WRITTEN REQUEST: Review the material line by line. Identify and copy every line that contains the string "title".

>>>>>

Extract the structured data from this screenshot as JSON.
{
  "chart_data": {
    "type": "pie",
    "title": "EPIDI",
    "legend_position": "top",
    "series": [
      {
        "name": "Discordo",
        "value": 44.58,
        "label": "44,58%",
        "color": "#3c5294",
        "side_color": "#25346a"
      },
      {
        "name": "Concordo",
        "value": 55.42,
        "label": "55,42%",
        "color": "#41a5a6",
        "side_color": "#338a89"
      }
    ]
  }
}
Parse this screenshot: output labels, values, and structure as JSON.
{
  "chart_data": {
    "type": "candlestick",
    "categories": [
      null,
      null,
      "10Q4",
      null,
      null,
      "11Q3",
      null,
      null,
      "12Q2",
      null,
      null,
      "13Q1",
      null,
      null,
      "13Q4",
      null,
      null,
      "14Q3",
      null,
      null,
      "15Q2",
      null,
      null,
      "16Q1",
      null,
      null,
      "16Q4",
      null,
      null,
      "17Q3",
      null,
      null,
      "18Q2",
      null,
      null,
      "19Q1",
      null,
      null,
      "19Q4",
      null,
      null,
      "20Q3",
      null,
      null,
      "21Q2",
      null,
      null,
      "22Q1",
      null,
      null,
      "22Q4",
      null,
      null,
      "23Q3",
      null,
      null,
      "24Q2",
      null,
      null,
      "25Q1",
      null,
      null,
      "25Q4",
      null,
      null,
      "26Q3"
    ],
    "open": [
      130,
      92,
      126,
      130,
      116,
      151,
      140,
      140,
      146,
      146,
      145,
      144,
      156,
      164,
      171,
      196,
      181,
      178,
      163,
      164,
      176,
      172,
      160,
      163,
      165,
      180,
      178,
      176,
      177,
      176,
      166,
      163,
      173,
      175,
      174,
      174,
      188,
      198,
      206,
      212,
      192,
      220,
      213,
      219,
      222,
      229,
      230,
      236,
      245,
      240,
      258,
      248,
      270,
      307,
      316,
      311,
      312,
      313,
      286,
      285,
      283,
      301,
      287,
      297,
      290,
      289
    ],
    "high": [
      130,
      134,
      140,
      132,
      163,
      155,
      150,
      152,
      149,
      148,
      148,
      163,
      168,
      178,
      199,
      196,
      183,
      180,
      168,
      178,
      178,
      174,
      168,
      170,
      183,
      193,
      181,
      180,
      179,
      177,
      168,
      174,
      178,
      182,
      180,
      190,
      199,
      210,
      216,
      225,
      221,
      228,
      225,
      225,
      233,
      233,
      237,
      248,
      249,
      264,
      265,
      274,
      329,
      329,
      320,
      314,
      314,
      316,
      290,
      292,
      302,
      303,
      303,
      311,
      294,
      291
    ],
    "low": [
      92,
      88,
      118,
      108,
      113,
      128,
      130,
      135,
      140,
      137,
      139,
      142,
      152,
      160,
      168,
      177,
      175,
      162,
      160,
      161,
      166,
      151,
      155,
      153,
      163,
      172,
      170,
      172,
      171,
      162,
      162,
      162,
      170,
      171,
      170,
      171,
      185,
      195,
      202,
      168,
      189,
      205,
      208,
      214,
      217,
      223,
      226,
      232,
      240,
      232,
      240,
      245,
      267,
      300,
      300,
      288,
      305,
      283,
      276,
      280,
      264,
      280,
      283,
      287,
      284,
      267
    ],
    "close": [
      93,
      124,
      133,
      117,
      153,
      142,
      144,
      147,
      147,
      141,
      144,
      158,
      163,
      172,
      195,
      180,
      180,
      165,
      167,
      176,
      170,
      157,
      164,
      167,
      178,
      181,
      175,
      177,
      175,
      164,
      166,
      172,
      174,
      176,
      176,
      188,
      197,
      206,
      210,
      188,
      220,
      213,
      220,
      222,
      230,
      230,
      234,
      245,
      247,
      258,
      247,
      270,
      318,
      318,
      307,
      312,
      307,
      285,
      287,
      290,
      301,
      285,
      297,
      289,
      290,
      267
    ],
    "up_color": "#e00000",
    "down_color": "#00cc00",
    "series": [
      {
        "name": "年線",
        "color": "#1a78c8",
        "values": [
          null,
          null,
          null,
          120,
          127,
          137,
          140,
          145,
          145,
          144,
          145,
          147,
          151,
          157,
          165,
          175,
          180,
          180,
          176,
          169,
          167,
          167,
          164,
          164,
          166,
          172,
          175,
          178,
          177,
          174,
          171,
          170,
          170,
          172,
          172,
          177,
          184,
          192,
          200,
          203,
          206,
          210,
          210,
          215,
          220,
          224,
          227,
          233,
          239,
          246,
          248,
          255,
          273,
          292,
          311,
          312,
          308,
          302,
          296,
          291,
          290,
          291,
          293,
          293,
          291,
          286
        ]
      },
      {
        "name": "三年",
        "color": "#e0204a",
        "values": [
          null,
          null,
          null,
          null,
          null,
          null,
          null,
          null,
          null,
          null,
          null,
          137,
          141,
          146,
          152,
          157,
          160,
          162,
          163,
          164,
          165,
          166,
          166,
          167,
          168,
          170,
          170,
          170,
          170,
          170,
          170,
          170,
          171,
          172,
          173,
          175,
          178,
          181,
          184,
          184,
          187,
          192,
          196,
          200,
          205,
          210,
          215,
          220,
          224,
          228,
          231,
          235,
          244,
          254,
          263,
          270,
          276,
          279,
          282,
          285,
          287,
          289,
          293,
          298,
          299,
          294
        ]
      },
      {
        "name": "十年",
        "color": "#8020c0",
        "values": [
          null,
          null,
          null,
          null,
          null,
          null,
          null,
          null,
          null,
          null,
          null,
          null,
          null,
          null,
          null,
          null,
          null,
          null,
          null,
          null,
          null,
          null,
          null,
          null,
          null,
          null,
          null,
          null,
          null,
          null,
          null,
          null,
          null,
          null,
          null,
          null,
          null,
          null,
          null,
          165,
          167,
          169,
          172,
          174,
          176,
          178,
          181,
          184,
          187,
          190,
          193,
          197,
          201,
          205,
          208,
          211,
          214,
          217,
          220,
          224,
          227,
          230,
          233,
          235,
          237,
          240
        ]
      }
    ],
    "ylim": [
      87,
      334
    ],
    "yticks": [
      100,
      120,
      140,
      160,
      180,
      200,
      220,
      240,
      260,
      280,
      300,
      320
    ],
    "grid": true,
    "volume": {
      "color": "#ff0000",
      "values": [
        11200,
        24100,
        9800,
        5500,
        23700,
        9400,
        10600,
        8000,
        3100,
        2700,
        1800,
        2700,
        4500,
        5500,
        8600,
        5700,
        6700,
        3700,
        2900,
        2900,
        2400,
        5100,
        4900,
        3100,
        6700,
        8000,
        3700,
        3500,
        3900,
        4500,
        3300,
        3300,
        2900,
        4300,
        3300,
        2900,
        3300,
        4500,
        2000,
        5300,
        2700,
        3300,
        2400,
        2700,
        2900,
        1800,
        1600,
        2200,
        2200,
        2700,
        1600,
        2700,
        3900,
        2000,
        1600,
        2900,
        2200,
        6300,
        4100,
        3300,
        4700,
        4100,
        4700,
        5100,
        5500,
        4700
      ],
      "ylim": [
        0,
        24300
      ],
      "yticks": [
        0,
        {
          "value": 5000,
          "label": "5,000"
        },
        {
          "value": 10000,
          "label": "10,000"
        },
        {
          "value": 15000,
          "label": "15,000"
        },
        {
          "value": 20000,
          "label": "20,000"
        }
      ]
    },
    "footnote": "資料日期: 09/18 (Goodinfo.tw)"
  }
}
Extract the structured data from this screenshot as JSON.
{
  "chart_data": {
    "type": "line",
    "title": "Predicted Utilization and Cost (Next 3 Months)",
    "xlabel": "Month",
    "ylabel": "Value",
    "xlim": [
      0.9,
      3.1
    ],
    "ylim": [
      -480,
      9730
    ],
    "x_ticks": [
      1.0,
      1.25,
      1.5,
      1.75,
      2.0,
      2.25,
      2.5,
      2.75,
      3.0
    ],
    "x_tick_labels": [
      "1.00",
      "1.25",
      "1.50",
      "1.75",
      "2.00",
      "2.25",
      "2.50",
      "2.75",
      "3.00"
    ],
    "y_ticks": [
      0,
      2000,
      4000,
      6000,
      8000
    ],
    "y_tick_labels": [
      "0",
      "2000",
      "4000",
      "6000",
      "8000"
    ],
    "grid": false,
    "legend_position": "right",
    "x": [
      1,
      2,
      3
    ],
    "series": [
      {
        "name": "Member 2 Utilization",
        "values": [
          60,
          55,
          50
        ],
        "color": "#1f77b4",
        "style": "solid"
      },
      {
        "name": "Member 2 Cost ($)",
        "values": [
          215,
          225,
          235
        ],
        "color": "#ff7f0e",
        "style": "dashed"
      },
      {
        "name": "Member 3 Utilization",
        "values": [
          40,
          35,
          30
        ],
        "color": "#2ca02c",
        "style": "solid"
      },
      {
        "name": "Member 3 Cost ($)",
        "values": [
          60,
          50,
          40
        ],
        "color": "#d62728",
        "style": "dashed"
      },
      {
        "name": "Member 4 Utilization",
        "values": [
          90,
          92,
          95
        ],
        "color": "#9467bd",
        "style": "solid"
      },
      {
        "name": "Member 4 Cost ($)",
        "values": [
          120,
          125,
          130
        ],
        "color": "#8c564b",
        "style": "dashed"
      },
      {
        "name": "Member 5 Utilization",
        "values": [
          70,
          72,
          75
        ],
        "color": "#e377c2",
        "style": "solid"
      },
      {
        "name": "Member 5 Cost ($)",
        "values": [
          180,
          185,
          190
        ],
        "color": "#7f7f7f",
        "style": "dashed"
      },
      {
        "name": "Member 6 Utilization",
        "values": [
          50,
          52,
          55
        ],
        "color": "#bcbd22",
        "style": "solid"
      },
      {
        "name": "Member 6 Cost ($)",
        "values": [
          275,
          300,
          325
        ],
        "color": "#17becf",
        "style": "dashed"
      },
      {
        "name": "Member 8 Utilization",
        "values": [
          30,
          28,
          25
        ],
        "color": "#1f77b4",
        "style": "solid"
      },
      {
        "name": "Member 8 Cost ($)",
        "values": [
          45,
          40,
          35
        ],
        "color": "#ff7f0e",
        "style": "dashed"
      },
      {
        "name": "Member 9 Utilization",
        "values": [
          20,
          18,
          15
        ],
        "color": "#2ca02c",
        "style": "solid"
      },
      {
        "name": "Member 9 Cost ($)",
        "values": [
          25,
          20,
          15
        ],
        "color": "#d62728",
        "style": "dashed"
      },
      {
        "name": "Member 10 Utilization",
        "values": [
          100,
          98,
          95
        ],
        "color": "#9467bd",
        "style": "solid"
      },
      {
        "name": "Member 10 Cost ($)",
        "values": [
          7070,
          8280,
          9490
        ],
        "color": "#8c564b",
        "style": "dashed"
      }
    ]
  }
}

<<<<<

SOLUTION BELOW:
    "title": "EPIDI",
    "title": "Predicted Utilization and Cost (Next 3 Months)",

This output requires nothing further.